— Requirements —
Report how many lines contain "capita", with no other words.

* * * *

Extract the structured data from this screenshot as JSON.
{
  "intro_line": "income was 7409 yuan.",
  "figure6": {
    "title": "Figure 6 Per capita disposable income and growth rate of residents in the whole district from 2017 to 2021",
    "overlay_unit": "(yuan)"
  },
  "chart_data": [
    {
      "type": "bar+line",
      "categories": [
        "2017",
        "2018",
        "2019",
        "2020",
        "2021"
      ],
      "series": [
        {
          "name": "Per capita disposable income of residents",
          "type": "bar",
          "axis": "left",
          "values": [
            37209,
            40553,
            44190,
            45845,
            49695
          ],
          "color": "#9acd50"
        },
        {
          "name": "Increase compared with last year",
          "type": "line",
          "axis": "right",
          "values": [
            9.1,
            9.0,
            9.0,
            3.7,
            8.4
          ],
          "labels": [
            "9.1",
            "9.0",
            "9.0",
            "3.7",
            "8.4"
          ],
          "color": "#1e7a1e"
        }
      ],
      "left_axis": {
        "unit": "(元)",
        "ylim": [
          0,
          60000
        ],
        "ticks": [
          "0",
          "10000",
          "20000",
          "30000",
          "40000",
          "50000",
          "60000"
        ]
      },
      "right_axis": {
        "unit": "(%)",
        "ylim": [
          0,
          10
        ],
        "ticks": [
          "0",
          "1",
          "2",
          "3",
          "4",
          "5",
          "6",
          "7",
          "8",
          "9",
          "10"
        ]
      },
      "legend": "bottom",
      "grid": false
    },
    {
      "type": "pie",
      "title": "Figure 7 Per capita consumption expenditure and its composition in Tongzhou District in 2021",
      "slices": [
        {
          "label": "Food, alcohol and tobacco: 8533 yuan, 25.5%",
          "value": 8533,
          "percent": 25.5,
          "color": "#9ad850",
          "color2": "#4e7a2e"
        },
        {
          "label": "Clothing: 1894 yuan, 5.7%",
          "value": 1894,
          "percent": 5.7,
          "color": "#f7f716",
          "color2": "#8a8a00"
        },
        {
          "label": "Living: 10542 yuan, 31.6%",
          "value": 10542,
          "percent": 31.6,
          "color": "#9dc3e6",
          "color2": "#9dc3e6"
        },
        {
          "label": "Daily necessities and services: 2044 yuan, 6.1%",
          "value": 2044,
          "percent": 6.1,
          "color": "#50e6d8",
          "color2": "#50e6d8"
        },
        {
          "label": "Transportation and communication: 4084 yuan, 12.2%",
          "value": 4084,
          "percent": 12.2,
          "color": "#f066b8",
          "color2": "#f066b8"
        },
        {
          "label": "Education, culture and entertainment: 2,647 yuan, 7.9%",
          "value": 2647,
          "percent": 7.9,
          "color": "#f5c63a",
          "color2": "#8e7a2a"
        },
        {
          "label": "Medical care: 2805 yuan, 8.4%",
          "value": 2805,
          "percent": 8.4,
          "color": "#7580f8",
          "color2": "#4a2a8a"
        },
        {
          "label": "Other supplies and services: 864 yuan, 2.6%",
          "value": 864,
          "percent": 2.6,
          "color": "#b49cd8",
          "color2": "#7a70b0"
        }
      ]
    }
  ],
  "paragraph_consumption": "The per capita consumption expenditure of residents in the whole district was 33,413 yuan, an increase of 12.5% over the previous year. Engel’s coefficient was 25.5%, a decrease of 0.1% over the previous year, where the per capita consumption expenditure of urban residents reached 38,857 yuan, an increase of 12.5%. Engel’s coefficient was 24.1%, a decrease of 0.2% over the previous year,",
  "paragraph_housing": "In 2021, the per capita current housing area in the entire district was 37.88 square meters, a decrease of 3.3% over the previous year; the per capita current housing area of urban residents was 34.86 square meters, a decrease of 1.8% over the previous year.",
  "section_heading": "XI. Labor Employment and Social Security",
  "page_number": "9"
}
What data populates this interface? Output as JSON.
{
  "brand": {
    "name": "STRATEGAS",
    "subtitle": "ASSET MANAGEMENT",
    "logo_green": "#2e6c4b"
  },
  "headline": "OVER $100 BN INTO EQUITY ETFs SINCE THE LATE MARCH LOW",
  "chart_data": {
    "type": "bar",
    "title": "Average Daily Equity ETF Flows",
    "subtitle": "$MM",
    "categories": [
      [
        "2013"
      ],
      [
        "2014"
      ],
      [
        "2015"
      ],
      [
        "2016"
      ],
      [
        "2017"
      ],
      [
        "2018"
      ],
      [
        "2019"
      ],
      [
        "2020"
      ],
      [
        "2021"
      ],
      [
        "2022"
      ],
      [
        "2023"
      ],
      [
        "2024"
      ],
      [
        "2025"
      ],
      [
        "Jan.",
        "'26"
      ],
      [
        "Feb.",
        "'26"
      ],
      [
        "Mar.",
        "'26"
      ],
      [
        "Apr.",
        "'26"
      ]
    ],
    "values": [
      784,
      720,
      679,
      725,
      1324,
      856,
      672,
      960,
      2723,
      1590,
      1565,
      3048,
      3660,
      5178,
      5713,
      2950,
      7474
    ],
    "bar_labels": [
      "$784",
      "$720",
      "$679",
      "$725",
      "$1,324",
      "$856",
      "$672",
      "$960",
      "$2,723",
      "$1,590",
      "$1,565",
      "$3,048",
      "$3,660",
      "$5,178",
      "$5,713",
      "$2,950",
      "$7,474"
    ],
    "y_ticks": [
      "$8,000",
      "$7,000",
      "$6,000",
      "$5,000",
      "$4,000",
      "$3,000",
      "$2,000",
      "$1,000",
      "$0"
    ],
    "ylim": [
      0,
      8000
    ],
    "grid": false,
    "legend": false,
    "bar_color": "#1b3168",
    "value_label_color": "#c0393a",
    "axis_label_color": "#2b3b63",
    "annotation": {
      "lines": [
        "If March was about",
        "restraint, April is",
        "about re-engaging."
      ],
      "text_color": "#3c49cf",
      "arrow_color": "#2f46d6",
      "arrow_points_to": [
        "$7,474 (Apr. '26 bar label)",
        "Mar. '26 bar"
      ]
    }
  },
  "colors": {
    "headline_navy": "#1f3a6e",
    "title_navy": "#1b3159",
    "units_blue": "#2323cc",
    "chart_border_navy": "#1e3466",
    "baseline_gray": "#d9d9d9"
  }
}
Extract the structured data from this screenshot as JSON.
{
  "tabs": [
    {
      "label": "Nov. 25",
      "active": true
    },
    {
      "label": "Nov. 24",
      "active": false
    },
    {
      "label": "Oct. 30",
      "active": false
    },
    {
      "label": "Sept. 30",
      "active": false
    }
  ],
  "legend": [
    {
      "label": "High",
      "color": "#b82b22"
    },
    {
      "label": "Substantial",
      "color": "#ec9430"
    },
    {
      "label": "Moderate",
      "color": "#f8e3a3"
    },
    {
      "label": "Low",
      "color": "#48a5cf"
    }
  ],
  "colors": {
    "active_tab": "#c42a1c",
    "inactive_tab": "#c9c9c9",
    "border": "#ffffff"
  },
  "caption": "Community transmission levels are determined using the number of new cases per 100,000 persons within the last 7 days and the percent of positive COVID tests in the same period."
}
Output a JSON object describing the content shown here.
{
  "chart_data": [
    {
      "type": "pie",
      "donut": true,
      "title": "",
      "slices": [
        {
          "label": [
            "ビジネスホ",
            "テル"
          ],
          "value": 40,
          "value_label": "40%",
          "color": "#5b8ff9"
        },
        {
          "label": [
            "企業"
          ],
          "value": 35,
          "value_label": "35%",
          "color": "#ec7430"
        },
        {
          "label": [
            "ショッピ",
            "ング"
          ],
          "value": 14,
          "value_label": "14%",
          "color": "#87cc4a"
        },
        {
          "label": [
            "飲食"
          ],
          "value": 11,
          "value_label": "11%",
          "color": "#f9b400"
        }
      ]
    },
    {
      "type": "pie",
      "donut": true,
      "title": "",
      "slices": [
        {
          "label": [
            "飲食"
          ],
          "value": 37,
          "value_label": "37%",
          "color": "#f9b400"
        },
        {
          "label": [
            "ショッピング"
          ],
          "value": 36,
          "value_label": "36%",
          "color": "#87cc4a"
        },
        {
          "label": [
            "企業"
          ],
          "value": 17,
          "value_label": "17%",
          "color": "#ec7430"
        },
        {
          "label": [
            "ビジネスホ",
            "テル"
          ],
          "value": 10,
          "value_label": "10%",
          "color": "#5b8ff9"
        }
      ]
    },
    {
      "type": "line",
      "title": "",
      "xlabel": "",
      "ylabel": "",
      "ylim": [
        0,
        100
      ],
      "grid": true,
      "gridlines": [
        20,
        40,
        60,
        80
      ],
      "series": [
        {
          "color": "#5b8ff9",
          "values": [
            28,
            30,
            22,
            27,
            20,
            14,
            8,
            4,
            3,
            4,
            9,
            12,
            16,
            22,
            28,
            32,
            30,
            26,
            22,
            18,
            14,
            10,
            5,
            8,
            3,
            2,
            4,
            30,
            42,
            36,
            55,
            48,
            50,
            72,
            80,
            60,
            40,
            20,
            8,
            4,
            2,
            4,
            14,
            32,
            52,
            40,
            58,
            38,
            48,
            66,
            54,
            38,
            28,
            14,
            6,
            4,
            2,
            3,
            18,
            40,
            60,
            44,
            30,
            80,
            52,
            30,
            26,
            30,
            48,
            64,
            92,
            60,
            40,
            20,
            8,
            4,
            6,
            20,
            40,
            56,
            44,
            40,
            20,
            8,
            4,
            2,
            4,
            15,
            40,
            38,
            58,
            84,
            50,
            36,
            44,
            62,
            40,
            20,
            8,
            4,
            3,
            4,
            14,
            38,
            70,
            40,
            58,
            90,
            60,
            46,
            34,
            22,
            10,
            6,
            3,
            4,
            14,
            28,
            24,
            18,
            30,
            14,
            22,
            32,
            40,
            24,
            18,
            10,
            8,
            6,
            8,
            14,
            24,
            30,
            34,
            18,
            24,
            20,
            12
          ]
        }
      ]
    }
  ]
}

* * * *

— Task response —
5